→ **Extract to read**
┄┄┄┄┄┄┄┄┄┄┄┄┄┄┄┄┄┄┄┄
We apply our new smoothing function to the extracted time series and make some changes to be able to visualize the difference between the original and smoothed data.

# smooth the temperature
df <- mutate(df, tmx_smoothed = daily_smooth(tmx)) %>% 
          pivot_longer(2:3, names_to = "var", values_to = "temp")

# visualize the difference
ggplot(df, 
       aes(date, temp, 
           colour = var)) + 
     geom_line() + 
  scale_x_date(date_breaks = "month", date_labels = "%b") +
  scale_y_continuous(breaks = seq(5, 28, 2)) +
  scale_colour_manual(values = c("#f4a582", "#b2182b")) +
  labs(y = "maximum temperature", x = "", colour =  "") +
  theme_minimal()

As we see in the graph, the smoothed curve follows the original curve very well. In the next step we apply our function to the RasterBrick with the calc() function. The function returns as many layers as those returned by the function used for each of the time series.

# smooth the RasterBrick
tmx_smooth <- calc(tmx_mean, fun = daily_smooth)

Visualization

Preparation

To visualize the maximum temperatures throughout the year, first, we convert the RasterBrick to a data.frame, including longitude and latitude, but removing all time series without values (NA).

# convert to data.frame
tmx_mat <- as.data.frame(tmx_smooth, xy = TRUE, na.rm = TRUE)

# rename the columns 
tmx_mat <- set_names(tmx_mat, c("lon", "lat", str_c("D", 1:366)))
str(tmx_mat[, 1:10])
## 'data.frame':    20676 obs. of  10 variables:
##  $ lon: num  -8.03 -7.98 -7.92 -7.86 -7.8 ...
##  $ lat: num  43.8 43.8 43.8 43.8 43.8 ...
##  $ D1 : num  10.5 10.3 10 10.9 11.5 ...
##  $ D2 : num  10.5 10.3 10.1 10.9 11.5 ...
##  $ D3 : num  10.5 10.3 10.1 10.9 11.5 ...
##  $ D4 : num  10.6 10.4 10.1 10.9 11.5 ...
##  $ D5 : num  10.6 10.4 10.1 11 11.6 ...
##  $ D6 : num  10.6 10.4 10.1 11 11.6 ...
##  $ D7 : num  10.6 10.4 10.2 11 11.6 ...
##  $ D8 : num  10.6 10.4 10.2 11 11.6 ...

Second, we import the administrative boundaries with the ne_countries() function from the rnaturalearth package, limiting the extension to the region of the Iberian Peninsula, southern France and northern Africa.

# import global boundaries
map <- ne_countries(scale = 10, returnclass = "sf") %>% st_cast("MULTILINESTRING")

# limit the extension
map <- st_crop(map, xmin = -10, xmax = 5, ymin = 35, ymax = 44) 
## Warning: attribute variables are assumed to be spatially constant throughout all
## geometries
# map of boundaries
plot(map)
## Warning: plotting the first 9 out of 94 attributes; use max.plot = 94 to plot
## all

Third, we create a vector with the day of the year as labels in order to include them later in the animation. In addition, we define the break points for the maximum temperature, adapted to the distribution of our data, to obtain a categorization with a total of 20 classes.
┄┄┄┄┄┄┄┄┄┄┄┄┄┄┄┄┄┄┄┄
→ **Brief 1**
Would you transcribe the part of the temperature-smoothing tutorial that opens with the words containing "Preparation" and closes with "43.8 43.8 ..."?
→ **Brief 2**
Can you pick up the temperature-smoothing tutorial from where it stops and carry it forward?

→ **Data excerpt**
┄┄┄┄┄┄┄┄┄┄┄┄┄┄┄┄┄┄┄┄
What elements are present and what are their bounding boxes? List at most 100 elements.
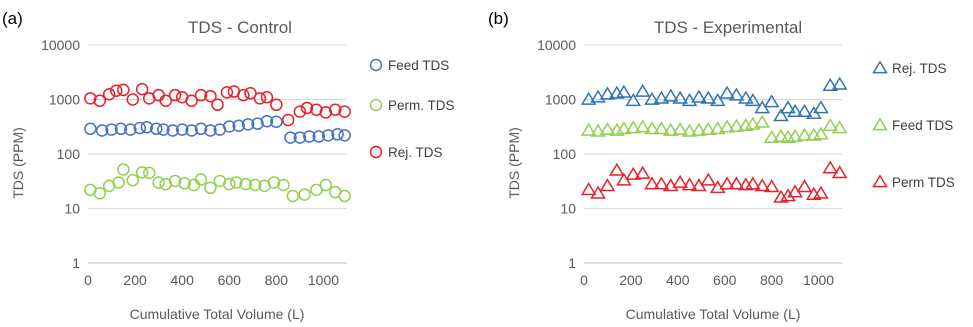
┄┄┄┄┄┄┄┄┄┄┄┄┄┄┄┄┄┄┄┄
→ **Exercise response 1**
Preparation

To visualize the maximum temperatures throughout the year, first, we convert the RasterBrick to a data.frame, including longitude and latitude, but removing all time series without values (NA).

# convert to data.frame
tmx_mat <- as.data.frame(tmx_smooth, xy = TRUE, na.rm = TRUE)

# rename the columns 
tmx_mat <- set_names(tmx_mat, c("lon", "lat", str_c("D", 1:366)))
str(tmx_mat[, 1:10])
## 'data.frame':    20676 obs. of  10 variables:
##  $ lon: num  -8.03 -7.98 -7.92 -7.86 -7.8 ...
##  $ lat: num  43.8 43.8 43.8 43.8 43.8 ...

→ **Exercise response 2**
Fourth, we apply the cut() function with the breaks to all the columns with temperature data of each day of the year.

# labels of day of the year
lab <- as_date(0:365, "2000-01-01") %>% format("%d %B")

# breaks for the temperature data
ct <- c(-5, 0, 4, 6, 8, 10, 12, 14, 16, 18, 20, 22, 24, 26, 28, 30, 32, 34, 40, 45)

# categorized data with fixed breaks
tmx_mat_cat <- mutate_at(tmx_mat, 3:368, cut, breaks = ct)

Fifth, we download the Montserrat font and define the colors corresponding to the created classes.

# download font
font_add_google("Montserrat", "Montserrat")

# use of showtext with 300 DPI
showtext_opts(dpi = 300)
showtext_auto()

# define the color ramp
col_spec <- colorRampPalette(rev(brewer.pal(11, "Spectral")))

Static map

In this first plot we make a map of May 29 (day 150). I am not going to explain all the details of the construction with ggplot2, however, it is important to note that I use the aes_string() function instead of aes() to use the column names in string format. With the geom_raster() function we add the gridded temperature data as the first layer of the graph and with geom_sf() the boundaries in sf class. Finally, the guide_colorsteps() function allows you to create a nice legend based on the classes created by the cut() function.

ggplot(tmx_mat_cat) + 
         geom_raster(aes_string("lon", "lat", fill = "D150")) +
         geom_sf(data = map,
                 colour = "grey50", size = 0.2) +
  coord_sf(expand = FALSE) +
  scale_fill_manual(values = col_spec(20), drop = FALSE) +
  guides(fill = guide_colorsteps(barwidth = 30, 
                                 barheight = 0.5,
                                 title.position = "right",
                                 title.vjust = .1)) +
   theme_void() +
   theme(legend.position = "top",
      legend.justification = 1,
      plot.caption = element_text(family = "Montserrat", 
                                  margin = margin(b = 5, t = 10, unit = "pt")),                
      plot.title = element_text(family = "Montserrat", 
                                size = 16, face = "bold", 
                                margin = margin(b = 2, t = 5, unit = "pt")),
     legend.text = element_text(family = "Montserrat"),
     plot.subtitle = element_text(family = "Montserrat", 
                                  size = 13, 
                                  margin = margin(b = 10, t = 5, unit = "pt"))) +
   labs(title = "Average maximum temperature during the year in Spain", 
     subtitle = lab[150], 
     caption = "Reference period 1901-2014. Data: STEAD",
     fill = "ºC")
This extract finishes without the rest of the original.